## What this task involves
Copy every entry precisely.

(begin)

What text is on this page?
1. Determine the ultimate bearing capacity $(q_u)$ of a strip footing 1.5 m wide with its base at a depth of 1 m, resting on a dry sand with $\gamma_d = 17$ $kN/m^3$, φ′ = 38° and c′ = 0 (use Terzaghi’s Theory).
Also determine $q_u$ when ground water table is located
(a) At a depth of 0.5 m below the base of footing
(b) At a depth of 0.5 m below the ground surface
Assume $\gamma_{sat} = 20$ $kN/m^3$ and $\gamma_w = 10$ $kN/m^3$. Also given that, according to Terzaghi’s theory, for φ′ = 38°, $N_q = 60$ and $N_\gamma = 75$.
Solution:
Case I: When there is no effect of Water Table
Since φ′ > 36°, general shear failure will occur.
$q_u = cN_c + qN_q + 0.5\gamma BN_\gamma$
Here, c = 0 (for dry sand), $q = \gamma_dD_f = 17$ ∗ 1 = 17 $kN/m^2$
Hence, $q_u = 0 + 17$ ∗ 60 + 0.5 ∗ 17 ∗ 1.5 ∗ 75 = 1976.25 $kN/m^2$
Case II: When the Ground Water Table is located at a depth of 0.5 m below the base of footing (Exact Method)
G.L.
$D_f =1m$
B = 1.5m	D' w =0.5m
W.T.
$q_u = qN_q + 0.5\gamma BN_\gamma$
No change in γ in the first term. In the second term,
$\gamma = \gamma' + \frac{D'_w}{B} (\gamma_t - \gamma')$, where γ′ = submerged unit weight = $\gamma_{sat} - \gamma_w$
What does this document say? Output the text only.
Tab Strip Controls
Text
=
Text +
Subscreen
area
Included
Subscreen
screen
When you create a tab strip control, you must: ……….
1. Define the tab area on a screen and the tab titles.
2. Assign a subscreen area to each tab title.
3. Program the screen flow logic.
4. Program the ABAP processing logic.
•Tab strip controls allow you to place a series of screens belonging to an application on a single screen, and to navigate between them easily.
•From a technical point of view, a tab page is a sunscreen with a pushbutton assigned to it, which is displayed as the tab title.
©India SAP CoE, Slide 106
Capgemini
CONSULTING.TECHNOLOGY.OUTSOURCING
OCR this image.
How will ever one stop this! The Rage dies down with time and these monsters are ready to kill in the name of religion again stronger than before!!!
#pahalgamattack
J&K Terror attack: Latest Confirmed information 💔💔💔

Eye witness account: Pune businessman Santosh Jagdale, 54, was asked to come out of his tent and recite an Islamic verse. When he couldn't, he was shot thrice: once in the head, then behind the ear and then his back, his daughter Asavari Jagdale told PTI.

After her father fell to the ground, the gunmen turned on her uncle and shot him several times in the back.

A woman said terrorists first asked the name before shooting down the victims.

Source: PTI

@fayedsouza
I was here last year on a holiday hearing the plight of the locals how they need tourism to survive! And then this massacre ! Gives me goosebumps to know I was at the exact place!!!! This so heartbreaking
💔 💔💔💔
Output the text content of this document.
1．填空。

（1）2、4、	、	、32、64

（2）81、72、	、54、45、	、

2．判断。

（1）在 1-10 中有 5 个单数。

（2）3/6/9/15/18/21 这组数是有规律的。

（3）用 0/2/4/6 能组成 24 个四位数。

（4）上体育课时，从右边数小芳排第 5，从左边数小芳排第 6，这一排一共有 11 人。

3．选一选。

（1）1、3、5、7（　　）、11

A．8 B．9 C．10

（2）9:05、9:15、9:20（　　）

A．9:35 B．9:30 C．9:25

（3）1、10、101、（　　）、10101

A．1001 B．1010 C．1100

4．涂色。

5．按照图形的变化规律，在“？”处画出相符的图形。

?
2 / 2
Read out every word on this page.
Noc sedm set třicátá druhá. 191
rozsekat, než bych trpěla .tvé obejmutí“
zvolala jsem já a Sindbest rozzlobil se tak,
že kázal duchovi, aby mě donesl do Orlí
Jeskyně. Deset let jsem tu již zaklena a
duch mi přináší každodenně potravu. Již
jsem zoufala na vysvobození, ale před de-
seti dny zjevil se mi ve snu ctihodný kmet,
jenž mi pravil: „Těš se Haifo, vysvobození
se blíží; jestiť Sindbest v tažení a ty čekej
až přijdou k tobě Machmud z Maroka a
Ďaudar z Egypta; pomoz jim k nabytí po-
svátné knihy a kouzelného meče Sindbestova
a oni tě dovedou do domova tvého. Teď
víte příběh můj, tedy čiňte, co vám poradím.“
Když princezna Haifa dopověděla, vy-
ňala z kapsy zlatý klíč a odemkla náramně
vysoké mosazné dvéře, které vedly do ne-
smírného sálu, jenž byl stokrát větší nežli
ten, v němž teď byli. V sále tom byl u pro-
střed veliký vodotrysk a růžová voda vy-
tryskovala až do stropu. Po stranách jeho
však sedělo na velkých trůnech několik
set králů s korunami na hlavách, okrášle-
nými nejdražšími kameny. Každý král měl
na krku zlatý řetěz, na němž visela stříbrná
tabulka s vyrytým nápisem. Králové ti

(end)

## Output below
What text is on this page?
1. Determine the ultimate bearing capacity $(q_u)$ of a strip footing 1.5 m wide with its base at a depth of 1 m, resting on a dry sand with $\gamma_d = 17$ $kN/m^3$, φ′ = 38° and c′ = 0 (use Terzaghi’s Theory).
Also determine $q_u$ when ground water table is located
(a) At a depth of 0.5 m below the base of footing
(b) At a depth of 0.5 m below the ground surface
Assume $\gamma_{sat} = 20$ $kN/m^3$ and $\gamma_w = 10$ $kN/m^3$. Also given that, according to Terzaghi’s theory, for φ′ = 38°, $N_q = 60$ and $N_\gamma = 75$.
Solution:
Case I: When there is no effect of Water Table
Since φ′ > 36°, general shear failure will occur.
$q_u = cN_c + qN_q + 0.5\gamma BN_\gamma$
Here, c = 0 (for dry sand), $q = \gamma_dD_f = 17$ ∗ 1 = 17 $kN/m^2$
Hence, $q_u = 0 + 17$ ∗ 60 + 0.5 ∗ 17 ∗ 1.5 ∗ 75 = 1976.25 $kN/m^2$
Case II: When the Ground Water Table is located at a depth of 0.5 m below the base of footing (Exact Method)
G.L.
$D_f =1m$
B = 1.5m	D' w =0.5m
W.T.
$q_u = qN_q + 0.5\gamma BN_\gamma$
No change in γ in the first term. In the second term,
$\gamma = \gamma' + \frac{D'_w}{B} (\gamma_t - \gamma')$, where γ′ = submerged unit weight = $\gamma_{sat} - \gamma_w$
What does this document say? Output the text only.
Tab Strip Controls
Text
=
Text +
Subscreen
area
Included
Subscreen
screen
When you create a tab strip control, you must: ……….
1. Define the tab area on a screen and the tab titles.
2. Assign a subscreen area to each tab title.
3. Program the screen flow logic.
4. Program the ABAP processing logic.
•Tab strip controls allow you to place a series of screens belonging to an application on a single screen, and to navigate between them easily.
•From a technical point of view, a tab page is a sunscreen with a pushbutton assigned to it, which is displayed as the tab title.
©India SAP CoE, Slide 106
Capgemini
CONSULTING.TECHNOLOGY.OUTSOURCING
OCR this image.
How will ever one stop this! The Rage dies down with time and these monsters are ready to kill in the name of religion again stronger than before!!!
#pahalgamattack
J&K Terror attack: Latest Confirmed information 💔💔💔

Eye witness account: Pune businessman Santosh Jagdale, 54, was asked to come out of his tent and recite an Islamic verse. When he couldn't, he was shot thrice: once in the head, then behind the ear and then his back, his daughter Asavari Jagdale told PTI.

After her father fell to the ground, the gunmen turned on her uncle and shot him several times in the back.

A woman said terrorists first asked the name before shooting down the victims.

Source: PTI

@fayedsouza
I was here last year on a holiday hearing the plight of the locals how they need tourism to survive! And then this massacre ! Gives me goosebumps to know I was at the exact place!!!! This so heartbreaking
💔 💔💔💔
Output the text content of this document.
1．填空。

（1）2、4、	、	、32、64

（2）81、72、	、54、45、	、

2．判断。

（1）在 1-10 中有 5 个单数。

（2）3/6/9/15/18/21 这组数是有规律的。

（3）用 0/2/4/6 能组成 24 个四位数。

（4）上体育课时，从右边数小芳排第 5，从左边数小芳排第 6，这一排一共有 11 人。

3．选一选。

（1）1、3、5、7（　　）、11

A．8 B．9 C．10

（2）9:05、9:15、9:20（　　）

A．9:35 B．9:30 C．9:25

（3）1、10、101、（　　）、10101

A．1001 B．1010 C．1100

4．涂色。

5．按照图形的变化规律，在“？”处画出相符的图形。

?
2 / 2
Read out every word on this page.
Noc sedm set třicátá druhá. 191
rozsekat, než bych trpěla .tvé obejmutí“
zvolala jsem já a Sindbest rozzlobil se tak,
že kázal duchovi, aby mě donesl do Orlí
Jeskyně. Deset let jsem tu již zaklena a
duch mi přináší každodenně potravu. Již
jsem zoufala na vysvobození, ale před de-
seti dny zjevil se mi ve snu ctihodný kmet,
jenž mi pravil: „Těš se Haifo, vysvobození
se blíží; jestiť Sindbest v tažení a ty čekej
až přijdou k tobě Machmud z Maroka a
Ďaudar z Egypta; pomoz jim k nabytí po-
svátné knihy a kouzelného meče Sindbestova
a oni tě dovedou do domova tvého. Teď
víte příběh můj, tedy čiňte, co vám poradím.“
Když princezna Haifa dopověděla, vy-
ňala z kapsy zlatý klíč a odemkla náramně
vysoké mosazné dvéře, které vedly do ne-
smírného sálu, jenž byl stokrát větší nežli
ten, v němž teď byli. V sále tom byl u pro-
střed veliký vodotrysk a růžová voda vy-
tryskovala až do stropu. Po stranách jeho
však sedělo na velkých trůnech několik
set králů s korunami na hlavách, okrášle-
nými nejdražšími kameny. Každý král měl
na krku zlatý řetěz, na němž visela stříbrná
tabulka s vyrytým nápisem. Králové ti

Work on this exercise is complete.